Task objective:
From the entries below, tally how many lines contain "JSON" and report only that figure.

Records from a data collection
┄┄┄┄┄┄

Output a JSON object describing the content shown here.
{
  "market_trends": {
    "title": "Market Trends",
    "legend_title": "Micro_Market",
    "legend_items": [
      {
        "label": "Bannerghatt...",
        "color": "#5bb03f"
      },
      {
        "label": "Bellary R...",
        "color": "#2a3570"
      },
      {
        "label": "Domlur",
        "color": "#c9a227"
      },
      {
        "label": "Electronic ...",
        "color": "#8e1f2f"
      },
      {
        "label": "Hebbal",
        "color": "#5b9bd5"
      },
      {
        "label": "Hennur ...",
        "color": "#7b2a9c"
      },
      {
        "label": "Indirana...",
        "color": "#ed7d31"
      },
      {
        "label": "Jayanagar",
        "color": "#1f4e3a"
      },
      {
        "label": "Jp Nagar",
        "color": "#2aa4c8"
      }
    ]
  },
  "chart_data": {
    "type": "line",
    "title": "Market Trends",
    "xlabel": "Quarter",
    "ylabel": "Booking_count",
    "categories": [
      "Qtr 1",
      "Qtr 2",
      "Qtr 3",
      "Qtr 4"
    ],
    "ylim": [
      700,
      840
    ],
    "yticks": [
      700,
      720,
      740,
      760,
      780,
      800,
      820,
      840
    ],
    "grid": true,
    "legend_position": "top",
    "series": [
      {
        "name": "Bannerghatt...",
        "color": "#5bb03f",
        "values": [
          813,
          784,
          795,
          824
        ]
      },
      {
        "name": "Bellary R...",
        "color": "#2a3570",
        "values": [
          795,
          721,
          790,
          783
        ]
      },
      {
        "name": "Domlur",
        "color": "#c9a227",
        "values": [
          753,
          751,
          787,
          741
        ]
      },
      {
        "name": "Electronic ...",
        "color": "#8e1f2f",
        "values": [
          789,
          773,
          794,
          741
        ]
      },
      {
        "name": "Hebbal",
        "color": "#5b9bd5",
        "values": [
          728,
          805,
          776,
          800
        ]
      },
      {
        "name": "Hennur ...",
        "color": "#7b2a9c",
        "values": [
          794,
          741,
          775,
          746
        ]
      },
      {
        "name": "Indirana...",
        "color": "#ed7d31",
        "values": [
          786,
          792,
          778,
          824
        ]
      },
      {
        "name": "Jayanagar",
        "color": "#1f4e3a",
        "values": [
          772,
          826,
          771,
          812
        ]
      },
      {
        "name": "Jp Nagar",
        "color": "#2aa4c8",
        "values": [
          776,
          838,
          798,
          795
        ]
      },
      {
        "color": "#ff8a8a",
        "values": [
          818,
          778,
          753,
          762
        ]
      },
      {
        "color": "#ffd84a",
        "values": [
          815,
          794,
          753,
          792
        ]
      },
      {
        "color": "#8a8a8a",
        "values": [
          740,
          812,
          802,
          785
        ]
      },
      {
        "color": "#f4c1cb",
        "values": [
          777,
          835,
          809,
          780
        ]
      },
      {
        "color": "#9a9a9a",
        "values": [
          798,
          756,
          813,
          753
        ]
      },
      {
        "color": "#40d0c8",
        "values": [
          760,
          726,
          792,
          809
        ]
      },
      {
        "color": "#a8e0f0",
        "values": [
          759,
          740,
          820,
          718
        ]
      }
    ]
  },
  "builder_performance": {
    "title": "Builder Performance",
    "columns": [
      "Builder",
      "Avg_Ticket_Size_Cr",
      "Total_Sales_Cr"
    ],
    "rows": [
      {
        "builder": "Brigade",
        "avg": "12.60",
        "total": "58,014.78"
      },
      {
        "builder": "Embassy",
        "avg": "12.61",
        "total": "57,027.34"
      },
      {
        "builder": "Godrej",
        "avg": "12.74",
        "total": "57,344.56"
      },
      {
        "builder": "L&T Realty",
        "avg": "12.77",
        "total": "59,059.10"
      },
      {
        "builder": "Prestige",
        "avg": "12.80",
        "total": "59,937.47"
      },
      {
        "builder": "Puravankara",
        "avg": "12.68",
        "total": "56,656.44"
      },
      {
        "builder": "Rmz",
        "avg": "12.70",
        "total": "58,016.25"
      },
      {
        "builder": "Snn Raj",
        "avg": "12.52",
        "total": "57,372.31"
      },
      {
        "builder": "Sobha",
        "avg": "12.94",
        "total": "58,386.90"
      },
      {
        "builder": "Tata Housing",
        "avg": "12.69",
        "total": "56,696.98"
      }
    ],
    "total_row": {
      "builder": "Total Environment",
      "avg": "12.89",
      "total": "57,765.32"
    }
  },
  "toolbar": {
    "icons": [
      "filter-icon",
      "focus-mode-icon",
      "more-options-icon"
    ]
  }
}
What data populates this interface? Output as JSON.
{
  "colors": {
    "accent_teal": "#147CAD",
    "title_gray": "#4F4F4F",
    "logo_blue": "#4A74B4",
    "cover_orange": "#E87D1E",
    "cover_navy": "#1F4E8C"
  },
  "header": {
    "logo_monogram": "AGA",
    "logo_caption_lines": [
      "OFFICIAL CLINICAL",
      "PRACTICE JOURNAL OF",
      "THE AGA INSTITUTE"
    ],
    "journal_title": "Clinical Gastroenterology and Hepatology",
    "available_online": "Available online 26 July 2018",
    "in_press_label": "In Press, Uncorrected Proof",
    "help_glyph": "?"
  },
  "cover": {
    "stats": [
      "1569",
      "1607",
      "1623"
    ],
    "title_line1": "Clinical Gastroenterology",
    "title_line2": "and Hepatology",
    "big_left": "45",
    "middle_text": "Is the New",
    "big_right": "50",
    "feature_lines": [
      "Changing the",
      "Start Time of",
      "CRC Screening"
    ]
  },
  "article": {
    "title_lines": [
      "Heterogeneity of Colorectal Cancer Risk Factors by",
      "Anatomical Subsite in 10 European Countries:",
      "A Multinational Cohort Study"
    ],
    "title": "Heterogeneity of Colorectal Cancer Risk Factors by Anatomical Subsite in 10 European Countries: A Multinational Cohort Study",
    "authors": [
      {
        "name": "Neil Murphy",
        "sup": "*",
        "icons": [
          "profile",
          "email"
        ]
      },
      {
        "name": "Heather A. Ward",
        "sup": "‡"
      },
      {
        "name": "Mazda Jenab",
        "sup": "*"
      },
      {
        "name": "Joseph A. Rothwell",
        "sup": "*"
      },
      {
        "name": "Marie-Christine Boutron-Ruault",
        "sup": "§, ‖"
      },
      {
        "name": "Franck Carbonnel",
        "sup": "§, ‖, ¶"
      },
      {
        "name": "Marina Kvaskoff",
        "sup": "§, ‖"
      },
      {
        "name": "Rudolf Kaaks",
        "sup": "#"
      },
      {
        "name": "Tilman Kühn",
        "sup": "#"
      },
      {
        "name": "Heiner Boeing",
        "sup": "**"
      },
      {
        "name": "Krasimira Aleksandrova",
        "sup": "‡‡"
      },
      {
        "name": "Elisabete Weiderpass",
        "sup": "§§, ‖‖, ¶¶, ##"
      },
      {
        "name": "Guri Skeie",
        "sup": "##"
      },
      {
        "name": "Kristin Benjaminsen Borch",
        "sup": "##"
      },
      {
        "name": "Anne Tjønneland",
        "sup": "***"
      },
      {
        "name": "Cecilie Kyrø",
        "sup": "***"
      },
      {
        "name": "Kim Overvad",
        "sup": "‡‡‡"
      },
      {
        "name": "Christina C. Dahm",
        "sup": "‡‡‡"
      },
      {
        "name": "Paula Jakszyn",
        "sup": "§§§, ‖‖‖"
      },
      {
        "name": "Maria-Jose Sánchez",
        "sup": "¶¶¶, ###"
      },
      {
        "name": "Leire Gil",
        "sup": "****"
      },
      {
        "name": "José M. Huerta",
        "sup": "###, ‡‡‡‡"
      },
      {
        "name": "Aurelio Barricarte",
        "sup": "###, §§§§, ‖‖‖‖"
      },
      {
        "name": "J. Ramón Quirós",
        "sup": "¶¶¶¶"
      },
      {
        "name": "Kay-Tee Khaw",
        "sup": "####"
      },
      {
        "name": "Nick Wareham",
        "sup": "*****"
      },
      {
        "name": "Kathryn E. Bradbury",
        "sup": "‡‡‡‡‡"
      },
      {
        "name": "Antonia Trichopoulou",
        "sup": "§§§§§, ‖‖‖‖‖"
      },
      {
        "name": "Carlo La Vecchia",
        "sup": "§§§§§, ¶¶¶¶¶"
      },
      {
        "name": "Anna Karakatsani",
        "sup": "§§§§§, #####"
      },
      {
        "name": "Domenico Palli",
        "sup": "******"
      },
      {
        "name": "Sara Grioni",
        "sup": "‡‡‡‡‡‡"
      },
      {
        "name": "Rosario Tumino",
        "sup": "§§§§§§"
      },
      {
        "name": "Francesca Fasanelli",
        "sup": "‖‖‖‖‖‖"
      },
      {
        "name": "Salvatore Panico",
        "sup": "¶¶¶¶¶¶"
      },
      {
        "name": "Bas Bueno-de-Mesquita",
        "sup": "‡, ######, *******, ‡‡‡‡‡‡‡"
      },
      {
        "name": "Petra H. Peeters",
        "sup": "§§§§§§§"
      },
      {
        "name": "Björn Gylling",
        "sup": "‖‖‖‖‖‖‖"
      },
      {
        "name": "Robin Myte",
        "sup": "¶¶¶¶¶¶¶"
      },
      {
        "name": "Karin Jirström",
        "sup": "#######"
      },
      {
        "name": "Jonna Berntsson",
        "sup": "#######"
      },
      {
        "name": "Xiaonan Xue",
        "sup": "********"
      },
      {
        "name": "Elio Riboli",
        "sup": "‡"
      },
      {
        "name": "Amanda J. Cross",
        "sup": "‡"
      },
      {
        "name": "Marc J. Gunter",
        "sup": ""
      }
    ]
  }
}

┄┄┄┄┄┄

Full response:
2